**What you need to do:**
Copy each line in which the string "JSON" occurs.

**Source records:**
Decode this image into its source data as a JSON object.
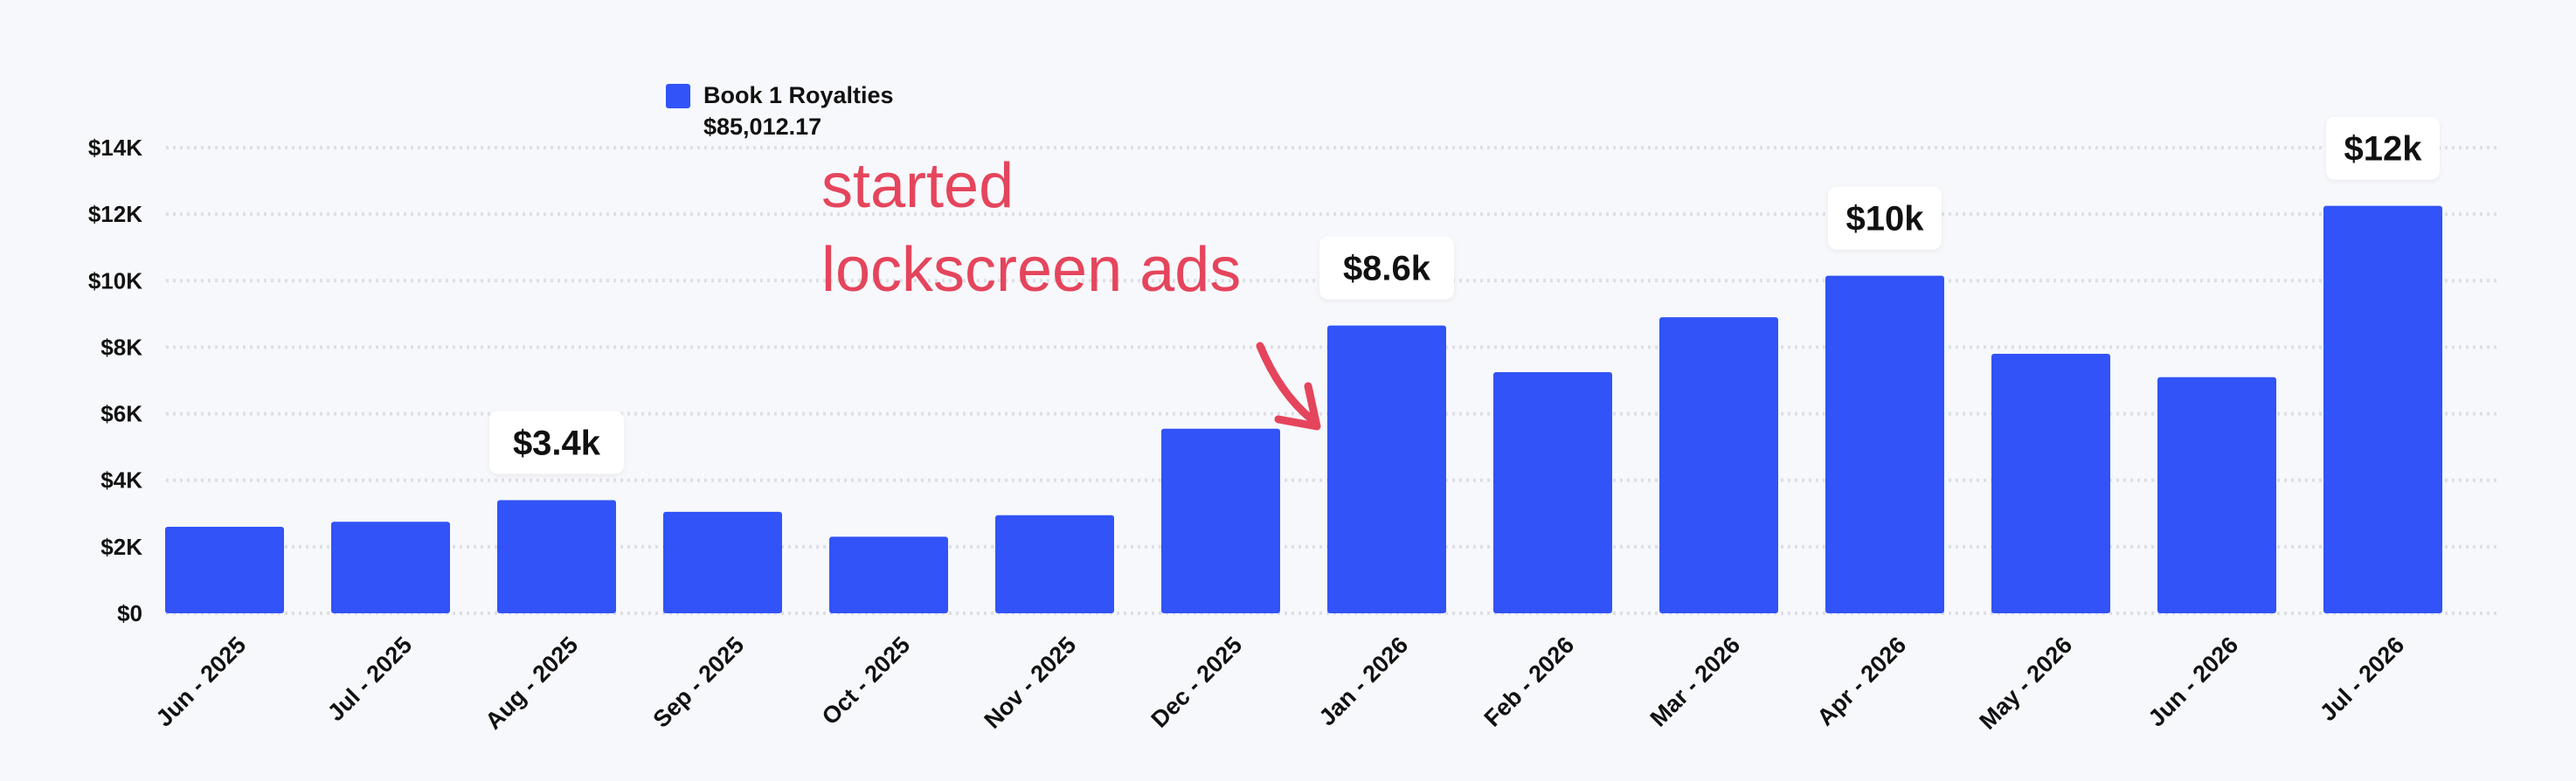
{
  "colors": {
    "bar": "#3153f7",
    "annotation": "#e5455c",
    "grid": "#dcdfe6",
    "background": "#f7f8fb"
  },
  "chart_data": {
    "type": "bar",
    "categories": [
      "Jun - 2025",
      "Jul - 2025",
      "Aug - 2025",
      "Sep - 2025",
      "Oct - 2025",
      "Nov - 2025",
      "Dec - 2025",
      "Jan - 2026",
      "Feb - 2026",
      "Mar - 2026",
      "Apr - 2026",
      "May - 2026",
      "Jun - 2026",
      "Jul - 2026"
    ],
    "series": [
      {
        "name": "Book 1 Royalties",
        "total": "$85,012.17",
        "values": [
          2600,
          2750,
          3400,
          3050,
          2300,
          2950,
          5550,
          8650,
          7250,
          8900,
          10150,
          7800,
          7100,
          12250
        ]
      }
    ],
    "y_ticks": [
      "$0",
      "$2K",
      "$4K",
      "$6K",
      "$8K",
      "$10K",
      "$12K",
      "$14K"
    ],
    "ylim": [
      0,
      14000
    ],
    "grid": true,
    "grid_style": "dotted",
    "legend_position": "top-left",
    "callouts": [
      {
        "category": "Aug - 2025",
        "label": "$3.4k"
      },
      {
        "category": "Jan - 2026",
        "label": "$8.6k"
      },
      {
        "category": "Apr - 2026",
        "label": "$10k"
      },
      {
        "category": "Jul - 2026",
        "label": "$12k"
      }
    ],
    "annotation": {
      "lines": [
        "started",
        "lockscreen ads"
      ],
      "target_category": "Jan - 2026"
    }
  }
}
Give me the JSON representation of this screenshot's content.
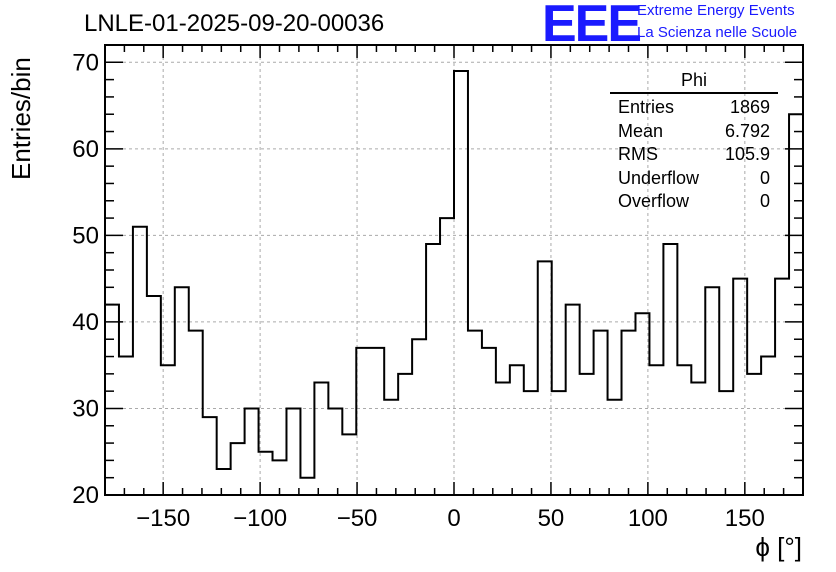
{
  "title": "LNLE-01-2025-09-20-00036",
  "logo": {
    "mark": "EEE",
    "line1": "Extreme Energy Events",
    "line2": "La Scienza nelle Scuole",
    "color": "#1a1aff"
  },
  "stats": {
    "name": "Phi",
    "rows": [
      {
        "label": "Entries",
        "value": "1869"
      },
      {
        "label": "Mean",
        "value": "6.792"
      },
      {
        "label": "RMS",
        "value": "105.9"
      },
      {
        "label": "Underflow",
        "value": "0"
      },
      {
        "label": "Overflow",
        "value": "0"
      }
    ]
  },
  "chart_data": {
    "type": "histogram",
    "title": "LNLE-01-2025-09-20-00036",
    "xlabel": "ϕ [°]",
    "ylabel": "Entries/bin",
    "xlim": [
      -180,
      180
    ],
    "ylim": [
      20,
      72
    ],
    "bin_width": 7.2,
    "xticks": [
      -150,
      -100,
      -50,
      0,
      50,
      100,
      150
    ],
    "xtick_labels": [
      "−150",
      "−100",
      "−50",
      "0",
      "50",
      "100",
      "150"
    ],
    "yticks": [
      20,
      30,
      40,
      50,
      60,
      70
    ],
    "ytick_labels": [
      "20",
      "30",
      "40",
      "50",
      "60",
      "70"
    ],
    "grid": true,
    "values": [
      42,
      36,
      51,
      43,
      35,
      44,
      39,
      29,
      23,
      26,
      30,
      25,
      24,
      30,
      22,
      33,
      30,
      27,
      37,
      37,
      31,
      34,
      38,
      49,
      52,
      69,
      39,
      37,
      33,
      35,
      32,
      47,
      32,
      42,
      34,
      39,
      31,
      39,
      41,
      35,
      49,
      35,
      33,
      44,
      32,
      45,
      34,
      36,
      45,
      64
    ]
  }
}
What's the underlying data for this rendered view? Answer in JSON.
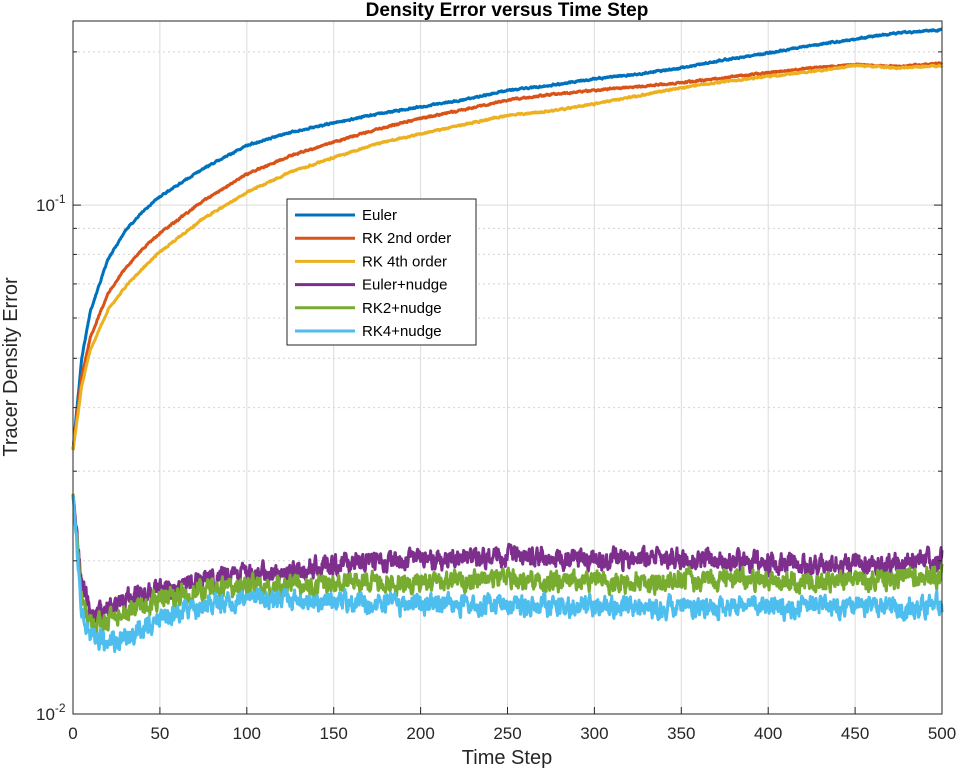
{
  "chart_data": {
    "type": "line",
    "title": "Density Error versus Time Step",
    "xlabel": "Time Step",
    "ylabel": "Tracer Density Error",
    "xlim": [
      0,
      500
    ],
    "ylim": [
      0.01,
      0.23
    ],
    "yscale": "log",
    "grid": true,
    "legend_position": "upper-left-center",
    "x_ticks": [
      "0",
      "50",
      "100",
      "150",
      "200",
      "250",
      "300",
      "350",
      "400",
      "450",
      "500"
    ],
    "y_ticks": [
      {
        "base": "10",
        "exp": "-2",
        "value": 0.01
      },
      {
        "base": "10",
        "exp": "-1",
        "value": 0.1
      }
    ],
    "x": [
      0,
      5,
      10,
      20,
      30,
      40,
      50,
      75,
      100,
      125,
      150,
      175,
      200,
      225,
      250,
      275,
      300,
      325,
      350,
      375,
      400,
      425,
      450,
      475,
      500
    ],
    "series": [
      {
        "name": "Euler",
        "color": "#0072BD",
        "noise": 0.006,
        "values": [
          0.033,
          0.05,
          0.062,
          0.078,
          0.089,
          0.097,
          0.104,
          0.118,
          0.131,
          0.139,
          0.145,
          0.151,
          0.156,
          0.161,
          0.168,
          0.172,
          0.177,
          0.181,
          0.186,
          0.193,
          0.199,
          0.206,
          0.212,
          0.218,
          0.221
        ]
      },
      {
        "name": "RK 2nd order",
        "color": "#D95319",
        "noise": 0.006,
        "values": [
          0.033,
          0.046,
          0.055,
          0.067,
          0.075,
          0.082,
          0.088,
          0.102,
          0.115,
          0.125,
          0.133,
          0.141,
          0.148,
          0.154,
          0.161,
          0.165,
          0.168,
          0.171,
          0.174,
          0.178,
          0.182,
          0.186,
          0.189,
          0.187,
          0.19
        ]
      },
      {
        "name": "RK 4th order",
        "color": "#EDB120",
        "noise": 0.006,
        "values": [
          0.033,
          0.044,
          0.052,
          0.062,
          0.069,
          0.075,
          0.081,
          0.094,
          0.106,
          0.116,
          0.124,
          0.132,
          0.138,
          0.144,
          0.15,
          0.153,
          0.158,
          0.164,
          0.17,
          0.175,
          0.179,
          0.183,
          0.188,
          0.186,
          0.188
        ]
      },
      {
        "name": "Euler+nudge",
        "color": "#7E2F8E",
        "noise": 0.07,
        "values": [
          0.027,
          0.018,
          0.0158,
          0.0162,
          0.0168,
          0.0172,
          0.0176,
          0.0183,
          0.0188,
          0.0192,
          0.0196,
          0.0199,
          0.0201,
          0.0203,
          0.0204,
          0.0203,
          0.0201,
          0.0202,
          0.0203,
          0.0199,
          0.0198,
          0.0196,
          0.0197,
          0.0198,
          0.0204
        ]
      },
      {
        "name": "RK2+nudge",
        "color": "#77AC30",
        "noise": 0.07,
        "values": [
          0.027,
          0.0168,
          0.0148,
          0.0152,
          0.0158,
          0.0163,
          0.0168,
          0.0175,
          0.0178,
          0.0179,
          0.018,
          0.0181,
          0.0182,
          0.0184,
          0.0184,
          0.0182,
          0.0183,
          0.0181,
          0.0183,
          0.0184,
          0.0183,
          0.0182,
          0.0183,
          0.0184,
          0.0188
        ]
      },
      {
        "name": "RK4+nudge",
        "color": "#4DBEEE",
        "noise": 0.07,
        "values": [
          0.027,
          0.0162,
          0.0142,
          0.0138,
          0.014,
          0.0148,
          0.0155,
          0.0163,
          0.0168,
          0.0167,
          0.0166,
          0.0165,
          0.0165,
          0.0164,
          0.0164,
          0.0163,
          0.0164,
          0.0162,
          0.0163,
          0.0162,
          0.0163,
          0.0162,
          0.0163,
          0.0162,
          0.0164
        ]
      }
    ]
  }
}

**Answer:**
Decode this image into its source data as a JSON object.
Give me the JSON representation of this screenshot's content.
What's the underlying data for this rendered view? Answer in JSON.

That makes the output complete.